> Objective:
Within the listing below, locate all lines containing the word "Analyser". Copy each one.

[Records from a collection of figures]
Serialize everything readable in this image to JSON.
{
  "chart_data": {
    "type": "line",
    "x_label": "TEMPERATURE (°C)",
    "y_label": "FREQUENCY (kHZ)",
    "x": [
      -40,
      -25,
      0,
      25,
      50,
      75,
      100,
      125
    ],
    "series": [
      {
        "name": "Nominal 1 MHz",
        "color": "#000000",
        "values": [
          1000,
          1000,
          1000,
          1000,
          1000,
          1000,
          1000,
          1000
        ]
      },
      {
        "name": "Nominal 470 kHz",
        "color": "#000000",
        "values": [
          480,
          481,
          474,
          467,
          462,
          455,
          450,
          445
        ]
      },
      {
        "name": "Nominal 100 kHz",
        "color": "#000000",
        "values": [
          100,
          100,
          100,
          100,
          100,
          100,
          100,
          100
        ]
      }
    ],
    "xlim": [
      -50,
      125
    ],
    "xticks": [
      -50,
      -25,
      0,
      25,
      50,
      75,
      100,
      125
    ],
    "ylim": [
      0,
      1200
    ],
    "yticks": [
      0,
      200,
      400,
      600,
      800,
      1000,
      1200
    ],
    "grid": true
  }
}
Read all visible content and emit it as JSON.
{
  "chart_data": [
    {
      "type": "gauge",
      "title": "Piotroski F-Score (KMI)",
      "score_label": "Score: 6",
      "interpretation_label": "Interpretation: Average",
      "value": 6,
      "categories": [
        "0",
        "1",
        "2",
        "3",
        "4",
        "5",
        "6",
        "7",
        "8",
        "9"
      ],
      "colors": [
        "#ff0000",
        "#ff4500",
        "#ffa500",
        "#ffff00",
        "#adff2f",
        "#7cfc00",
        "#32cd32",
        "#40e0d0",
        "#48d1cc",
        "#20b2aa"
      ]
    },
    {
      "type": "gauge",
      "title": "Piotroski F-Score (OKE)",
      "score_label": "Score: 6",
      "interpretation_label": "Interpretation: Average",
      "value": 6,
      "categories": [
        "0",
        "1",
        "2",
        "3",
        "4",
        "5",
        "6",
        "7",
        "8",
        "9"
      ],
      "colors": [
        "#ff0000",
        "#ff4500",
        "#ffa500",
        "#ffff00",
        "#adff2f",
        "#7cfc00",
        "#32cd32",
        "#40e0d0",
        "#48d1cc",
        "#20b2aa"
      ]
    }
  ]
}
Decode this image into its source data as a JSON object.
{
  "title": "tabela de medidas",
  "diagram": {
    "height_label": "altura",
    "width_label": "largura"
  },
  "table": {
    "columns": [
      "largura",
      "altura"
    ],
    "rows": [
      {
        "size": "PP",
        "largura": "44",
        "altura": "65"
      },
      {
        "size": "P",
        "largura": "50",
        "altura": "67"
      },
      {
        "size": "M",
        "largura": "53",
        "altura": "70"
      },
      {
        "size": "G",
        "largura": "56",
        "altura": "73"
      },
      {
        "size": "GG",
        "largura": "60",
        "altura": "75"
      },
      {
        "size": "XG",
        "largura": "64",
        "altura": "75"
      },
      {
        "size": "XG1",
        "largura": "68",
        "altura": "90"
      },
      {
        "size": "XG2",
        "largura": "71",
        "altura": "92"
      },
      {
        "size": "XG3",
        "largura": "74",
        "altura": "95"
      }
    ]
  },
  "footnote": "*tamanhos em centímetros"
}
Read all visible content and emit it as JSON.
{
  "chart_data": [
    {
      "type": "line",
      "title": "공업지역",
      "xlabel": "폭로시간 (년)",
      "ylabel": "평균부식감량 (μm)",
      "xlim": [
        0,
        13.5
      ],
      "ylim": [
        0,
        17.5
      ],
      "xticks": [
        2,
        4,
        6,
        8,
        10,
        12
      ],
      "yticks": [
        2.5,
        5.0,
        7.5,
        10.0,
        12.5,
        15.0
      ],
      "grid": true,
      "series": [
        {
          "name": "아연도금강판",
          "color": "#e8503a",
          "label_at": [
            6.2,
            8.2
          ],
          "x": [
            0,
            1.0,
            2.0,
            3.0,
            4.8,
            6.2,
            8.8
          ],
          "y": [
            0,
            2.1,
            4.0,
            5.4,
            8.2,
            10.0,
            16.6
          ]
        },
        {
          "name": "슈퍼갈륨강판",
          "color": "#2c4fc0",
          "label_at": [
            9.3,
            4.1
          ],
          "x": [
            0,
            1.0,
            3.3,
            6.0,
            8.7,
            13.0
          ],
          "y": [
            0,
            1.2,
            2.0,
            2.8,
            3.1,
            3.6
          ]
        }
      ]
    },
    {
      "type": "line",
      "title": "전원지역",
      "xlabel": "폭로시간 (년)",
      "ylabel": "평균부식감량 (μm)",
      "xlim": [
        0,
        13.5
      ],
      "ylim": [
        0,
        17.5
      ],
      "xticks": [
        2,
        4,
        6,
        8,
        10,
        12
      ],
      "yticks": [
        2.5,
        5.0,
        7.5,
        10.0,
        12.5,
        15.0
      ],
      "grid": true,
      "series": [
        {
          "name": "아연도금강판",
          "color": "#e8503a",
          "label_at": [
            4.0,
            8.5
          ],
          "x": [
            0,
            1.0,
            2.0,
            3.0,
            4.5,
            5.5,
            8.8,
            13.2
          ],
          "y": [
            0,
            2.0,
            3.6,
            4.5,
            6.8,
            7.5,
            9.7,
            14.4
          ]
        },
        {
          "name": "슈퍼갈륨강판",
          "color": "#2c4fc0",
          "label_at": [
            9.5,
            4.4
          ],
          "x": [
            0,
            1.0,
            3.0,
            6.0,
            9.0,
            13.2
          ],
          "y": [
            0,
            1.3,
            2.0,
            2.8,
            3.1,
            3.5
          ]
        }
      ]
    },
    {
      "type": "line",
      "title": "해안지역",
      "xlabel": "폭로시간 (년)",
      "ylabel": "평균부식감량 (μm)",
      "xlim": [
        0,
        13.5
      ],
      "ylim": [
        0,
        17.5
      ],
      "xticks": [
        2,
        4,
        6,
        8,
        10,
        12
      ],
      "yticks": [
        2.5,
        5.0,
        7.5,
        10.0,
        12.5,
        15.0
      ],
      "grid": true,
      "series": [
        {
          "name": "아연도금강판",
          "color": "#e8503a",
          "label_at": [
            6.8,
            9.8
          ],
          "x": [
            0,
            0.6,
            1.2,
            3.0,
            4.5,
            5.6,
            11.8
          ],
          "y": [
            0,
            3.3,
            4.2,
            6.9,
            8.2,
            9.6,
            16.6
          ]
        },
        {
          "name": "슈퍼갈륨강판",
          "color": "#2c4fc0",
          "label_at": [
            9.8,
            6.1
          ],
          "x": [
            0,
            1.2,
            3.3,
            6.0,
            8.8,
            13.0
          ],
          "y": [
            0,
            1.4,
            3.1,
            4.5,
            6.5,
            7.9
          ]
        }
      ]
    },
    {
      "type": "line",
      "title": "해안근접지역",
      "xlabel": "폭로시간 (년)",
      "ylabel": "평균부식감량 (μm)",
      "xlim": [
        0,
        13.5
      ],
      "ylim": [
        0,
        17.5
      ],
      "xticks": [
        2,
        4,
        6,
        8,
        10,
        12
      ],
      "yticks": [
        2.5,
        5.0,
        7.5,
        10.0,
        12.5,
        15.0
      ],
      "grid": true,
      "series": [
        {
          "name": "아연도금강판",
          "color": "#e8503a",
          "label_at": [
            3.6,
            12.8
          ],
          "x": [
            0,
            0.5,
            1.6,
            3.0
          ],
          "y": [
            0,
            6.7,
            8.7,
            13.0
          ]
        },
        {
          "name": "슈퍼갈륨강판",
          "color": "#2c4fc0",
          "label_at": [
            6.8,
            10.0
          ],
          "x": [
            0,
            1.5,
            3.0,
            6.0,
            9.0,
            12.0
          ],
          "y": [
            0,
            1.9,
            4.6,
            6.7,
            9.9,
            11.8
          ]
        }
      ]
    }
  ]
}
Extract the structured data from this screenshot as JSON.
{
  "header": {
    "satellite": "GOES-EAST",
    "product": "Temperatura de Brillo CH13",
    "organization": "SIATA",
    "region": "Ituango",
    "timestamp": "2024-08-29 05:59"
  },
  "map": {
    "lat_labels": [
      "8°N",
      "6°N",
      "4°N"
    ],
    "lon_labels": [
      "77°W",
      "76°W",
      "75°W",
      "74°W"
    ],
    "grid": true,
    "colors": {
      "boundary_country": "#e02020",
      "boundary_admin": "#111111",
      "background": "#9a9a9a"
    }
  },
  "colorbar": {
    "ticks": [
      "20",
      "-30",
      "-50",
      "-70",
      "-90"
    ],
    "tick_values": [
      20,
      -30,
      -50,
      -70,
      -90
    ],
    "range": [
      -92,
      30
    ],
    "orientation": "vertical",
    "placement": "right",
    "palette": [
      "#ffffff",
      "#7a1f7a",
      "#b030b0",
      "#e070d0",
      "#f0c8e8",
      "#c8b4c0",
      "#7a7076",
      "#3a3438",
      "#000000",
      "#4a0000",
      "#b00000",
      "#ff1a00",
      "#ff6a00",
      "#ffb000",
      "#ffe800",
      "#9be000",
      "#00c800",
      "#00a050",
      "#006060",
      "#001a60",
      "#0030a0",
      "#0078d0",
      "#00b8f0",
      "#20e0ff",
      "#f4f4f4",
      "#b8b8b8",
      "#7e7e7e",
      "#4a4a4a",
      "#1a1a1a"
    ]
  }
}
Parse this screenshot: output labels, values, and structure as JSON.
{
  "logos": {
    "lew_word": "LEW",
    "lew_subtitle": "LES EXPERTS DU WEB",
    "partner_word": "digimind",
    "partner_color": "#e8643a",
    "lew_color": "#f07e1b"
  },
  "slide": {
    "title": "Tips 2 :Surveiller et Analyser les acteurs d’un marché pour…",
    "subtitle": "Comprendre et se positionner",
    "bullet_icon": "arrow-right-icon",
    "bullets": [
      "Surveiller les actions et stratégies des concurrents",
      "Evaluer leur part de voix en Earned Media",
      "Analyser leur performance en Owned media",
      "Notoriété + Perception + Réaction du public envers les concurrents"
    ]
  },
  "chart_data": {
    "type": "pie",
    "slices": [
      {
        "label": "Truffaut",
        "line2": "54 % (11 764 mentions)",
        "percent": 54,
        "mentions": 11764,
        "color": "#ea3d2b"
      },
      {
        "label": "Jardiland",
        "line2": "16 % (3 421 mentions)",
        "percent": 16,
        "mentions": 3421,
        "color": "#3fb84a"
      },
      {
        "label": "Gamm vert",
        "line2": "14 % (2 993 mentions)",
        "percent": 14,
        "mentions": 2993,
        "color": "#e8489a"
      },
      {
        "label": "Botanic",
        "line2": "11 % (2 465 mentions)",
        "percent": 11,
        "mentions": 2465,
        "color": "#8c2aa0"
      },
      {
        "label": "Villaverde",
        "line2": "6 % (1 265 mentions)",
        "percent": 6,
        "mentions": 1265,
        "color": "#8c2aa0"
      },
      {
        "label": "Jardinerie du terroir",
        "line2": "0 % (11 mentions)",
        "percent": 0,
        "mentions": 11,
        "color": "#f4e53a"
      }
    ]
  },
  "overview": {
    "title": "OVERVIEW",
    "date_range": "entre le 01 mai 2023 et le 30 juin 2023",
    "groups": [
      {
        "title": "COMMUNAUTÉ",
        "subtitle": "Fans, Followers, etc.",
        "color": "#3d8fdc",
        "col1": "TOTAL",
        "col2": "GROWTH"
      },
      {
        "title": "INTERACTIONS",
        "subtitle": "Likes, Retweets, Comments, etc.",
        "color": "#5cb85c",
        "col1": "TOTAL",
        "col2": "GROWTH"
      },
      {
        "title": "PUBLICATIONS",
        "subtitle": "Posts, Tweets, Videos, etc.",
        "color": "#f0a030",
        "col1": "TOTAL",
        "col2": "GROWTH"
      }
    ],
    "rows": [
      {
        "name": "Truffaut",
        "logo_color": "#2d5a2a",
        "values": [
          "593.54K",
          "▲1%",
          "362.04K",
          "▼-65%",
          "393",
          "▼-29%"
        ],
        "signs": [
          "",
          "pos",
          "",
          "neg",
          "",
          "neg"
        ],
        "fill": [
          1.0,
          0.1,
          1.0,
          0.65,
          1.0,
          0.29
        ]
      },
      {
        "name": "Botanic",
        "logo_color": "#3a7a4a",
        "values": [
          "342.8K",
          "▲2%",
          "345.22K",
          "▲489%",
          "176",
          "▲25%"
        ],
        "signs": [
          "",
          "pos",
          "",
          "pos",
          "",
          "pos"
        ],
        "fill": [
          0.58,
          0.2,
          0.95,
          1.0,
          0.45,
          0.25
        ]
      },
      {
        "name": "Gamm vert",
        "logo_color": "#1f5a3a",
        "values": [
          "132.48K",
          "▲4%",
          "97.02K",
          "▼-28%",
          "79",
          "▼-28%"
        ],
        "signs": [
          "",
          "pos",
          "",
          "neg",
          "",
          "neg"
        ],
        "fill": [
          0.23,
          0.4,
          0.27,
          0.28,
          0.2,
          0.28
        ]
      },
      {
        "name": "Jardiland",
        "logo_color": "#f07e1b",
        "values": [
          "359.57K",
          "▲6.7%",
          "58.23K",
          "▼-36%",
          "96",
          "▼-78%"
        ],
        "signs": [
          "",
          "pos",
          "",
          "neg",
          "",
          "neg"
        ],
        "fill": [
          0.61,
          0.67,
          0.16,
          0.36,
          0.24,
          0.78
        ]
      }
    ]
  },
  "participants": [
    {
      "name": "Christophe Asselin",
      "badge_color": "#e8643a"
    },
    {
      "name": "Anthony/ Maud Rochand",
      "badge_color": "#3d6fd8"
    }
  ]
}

> Exercise answer:
    "title": "Tips 2 :Surveiller et Analyser les acteurs d’un marché pour…",
      "Analyser leur performance en Owned media",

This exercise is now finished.